*** Opening of PROVIDED PASSAGE ***

I had the pleasure of moderating at the conference and live tweeting. I am most interested in the Pulmonary Circulation Assembly’s sessions and research presented on the right ventricle which also gets affected in PH.

Dox: What do you think are the most pressing topics right now in pulmonary and critical care medicine?

SU: Pulmonary vascular diseases which have a lot of complications. PH, for example, increases pressure in the lungs and blood vessels and can lead to right heart failure.

In pulmonary fibrosis (PF), often it leads to lung transplants and death. Not every patient is a good candidate for a lung transplant. And there is public awareness on becoming donors, but people are not donating. Then there is the issue of a single versus double lung transplant. If PH is severe enough and both lungs are really scarred, they will need a double lung transplant. Research around PF and PH is so important because if we cannot control PH, the need for double lung transplants will continue to increase. More research can improve patients’ condition with these diseases and address the bigger picture of transplants. Not only do these patients need lung transplants but often they also need new hearts due to heart failure and other related cardiac conditions like arrhythmias.

Dox: How long have you been researching PH and PF?

*** Close of PROVIDED PASSAGE ***
*** Opening of DATASET CONTENT ***

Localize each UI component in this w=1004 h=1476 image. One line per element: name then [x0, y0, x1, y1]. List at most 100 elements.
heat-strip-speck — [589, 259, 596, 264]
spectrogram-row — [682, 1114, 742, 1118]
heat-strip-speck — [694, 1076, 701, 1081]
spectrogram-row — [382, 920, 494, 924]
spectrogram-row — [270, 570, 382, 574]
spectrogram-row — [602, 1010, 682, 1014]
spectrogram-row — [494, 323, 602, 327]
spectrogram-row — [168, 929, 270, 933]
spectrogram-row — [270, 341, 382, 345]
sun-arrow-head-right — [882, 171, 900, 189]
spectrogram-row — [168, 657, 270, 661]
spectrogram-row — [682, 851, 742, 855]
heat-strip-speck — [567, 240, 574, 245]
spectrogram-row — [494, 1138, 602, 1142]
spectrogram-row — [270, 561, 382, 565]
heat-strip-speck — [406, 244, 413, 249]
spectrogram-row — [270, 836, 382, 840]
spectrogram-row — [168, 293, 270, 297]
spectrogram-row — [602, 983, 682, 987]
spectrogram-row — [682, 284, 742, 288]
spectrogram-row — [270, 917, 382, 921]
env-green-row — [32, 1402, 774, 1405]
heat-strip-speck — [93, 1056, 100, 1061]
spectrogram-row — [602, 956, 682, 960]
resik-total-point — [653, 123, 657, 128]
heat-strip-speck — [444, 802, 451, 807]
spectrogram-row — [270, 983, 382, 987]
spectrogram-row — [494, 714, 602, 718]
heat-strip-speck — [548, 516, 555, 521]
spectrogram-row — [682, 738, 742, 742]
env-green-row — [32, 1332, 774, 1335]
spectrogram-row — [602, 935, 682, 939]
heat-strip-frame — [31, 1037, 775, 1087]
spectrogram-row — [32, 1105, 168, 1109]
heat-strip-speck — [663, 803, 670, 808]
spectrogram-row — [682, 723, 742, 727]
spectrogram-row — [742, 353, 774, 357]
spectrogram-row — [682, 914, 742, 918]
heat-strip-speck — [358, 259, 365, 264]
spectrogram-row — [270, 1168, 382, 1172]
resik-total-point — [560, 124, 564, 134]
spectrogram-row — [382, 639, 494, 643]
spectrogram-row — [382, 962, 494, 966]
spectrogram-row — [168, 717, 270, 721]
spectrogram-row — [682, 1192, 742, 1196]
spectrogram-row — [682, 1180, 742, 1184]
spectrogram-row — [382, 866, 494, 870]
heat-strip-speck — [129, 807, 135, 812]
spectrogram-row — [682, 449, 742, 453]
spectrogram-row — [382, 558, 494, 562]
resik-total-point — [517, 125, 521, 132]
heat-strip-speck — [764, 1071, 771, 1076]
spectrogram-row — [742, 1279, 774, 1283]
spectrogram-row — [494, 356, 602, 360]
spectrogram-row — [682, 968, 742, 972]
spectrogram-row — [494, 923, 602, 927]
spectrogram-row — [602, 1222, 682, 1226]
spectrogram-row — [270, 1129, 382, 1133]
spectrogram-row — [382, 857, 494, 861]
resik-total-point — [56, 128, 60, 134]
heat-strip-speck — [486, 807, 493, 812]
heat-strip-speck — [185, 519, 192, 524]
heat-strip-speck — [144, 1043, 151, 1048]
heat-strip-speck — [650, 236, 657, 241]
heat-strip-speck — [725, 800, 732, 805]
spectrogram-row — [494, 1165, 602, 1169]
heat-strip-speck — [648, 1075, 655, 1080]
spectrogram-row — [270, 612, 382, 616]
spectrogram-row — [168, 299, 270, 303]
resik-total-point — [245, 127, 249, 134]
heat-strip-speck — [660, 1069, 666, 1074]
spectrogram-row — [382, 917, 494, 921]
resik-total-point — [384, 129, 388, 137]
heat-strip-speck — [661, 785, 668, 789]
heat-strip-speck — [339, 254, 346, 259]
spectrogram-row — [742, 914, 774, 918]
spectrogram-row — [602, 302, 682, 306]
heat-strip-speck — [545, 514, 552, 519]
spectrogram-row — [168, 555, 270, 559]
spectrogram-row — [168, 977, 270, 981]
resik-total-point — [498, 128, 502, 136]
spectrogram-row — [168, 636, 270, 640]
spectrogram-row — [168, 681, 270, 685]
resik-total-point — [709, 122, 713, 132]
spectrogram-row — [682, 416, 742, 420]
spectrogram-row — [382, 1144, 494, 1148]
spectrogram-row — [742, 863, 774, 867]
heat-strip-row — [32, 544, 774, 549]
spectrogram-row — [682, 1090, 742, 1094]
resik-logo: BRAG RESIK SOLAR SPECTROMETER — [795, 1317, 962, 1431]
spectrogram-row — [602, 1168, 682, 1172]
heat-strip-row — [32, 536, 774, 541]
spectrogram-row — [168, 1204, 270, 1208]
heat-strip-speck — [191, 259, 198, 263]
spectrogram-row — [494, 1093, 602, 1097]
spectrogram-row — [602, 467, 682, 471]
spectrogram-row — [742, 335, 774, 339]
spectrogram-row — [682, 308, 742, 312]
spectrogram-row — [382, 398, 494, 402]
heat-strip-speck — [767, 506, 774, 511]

*** Close of DATASET CONTENT ***

ACTIVITY: Please carry on the interview about pulmonary hypertension and fibrosis research, picking up right after its last question.

OUTPUT FOR THIS EXERCISE:
SU: I have spent 15 years researching on PH and published almost 40 articles on the topic, a lot of which are in the ATS journal.

Dox: How are PH and PF linked?  

SU: Currently, we do not know which patients will develop PH. At UCLA, we perform the most heart and lung transplants in the country. Most of the patients I see have developed PF from occupational hazards, such as from working with fumes and chemical toxins like in the paint industry or serving in the military. With epigenetics, we can understand more about PF from animal models. Questions to consider are: who are the people that are more resistant to developing PH in PF and who will develop it more quickly?

When lung gets scarred, cytokines get released from blood vessels that tend to thicken smooth muscle cells in the pulmonary artery. mRNA leads to increased PH by increasing proliferation of pulmonary artery’s smooth muscle cells and changing the phenotype.

MicroRNA (mRNA) microarray is smaller than regular RNA and can be detected in tissue or blood. In my ATS abstract, “Overexpression of miR125b Induces Group3 Pulmonary Hypertension in Pre-Existing Pulmonary Fibrosis,” we found that the RNA miR125b was overexpressed in the lungs of rats with combined disease (PF-PH). With one disease alone, miR125b did not increase.

Is this overexpression causative or an end product because of getting the two diseases together? We took this RNA and overexpressed it in rats and cells from humans isolated from lungs and were able to induce disease. Rats were exposed to PF stimulus and endothelial cells switched their phenotype to mutated mesenchymal cells. This finding is important because functional endothelium in lungs is needed for drugs to work.

Dox: What can other pulmonary or critical care clinicians apply from your research?

SU: The data found in animal models can be replicated and confirmed in humans. There is no cure for pulmonary fibrosis or pulmonary hypertension. This research can inform therapeutic targets for future drug development, cluing us in to which mRNA should be upregulated or downregulated.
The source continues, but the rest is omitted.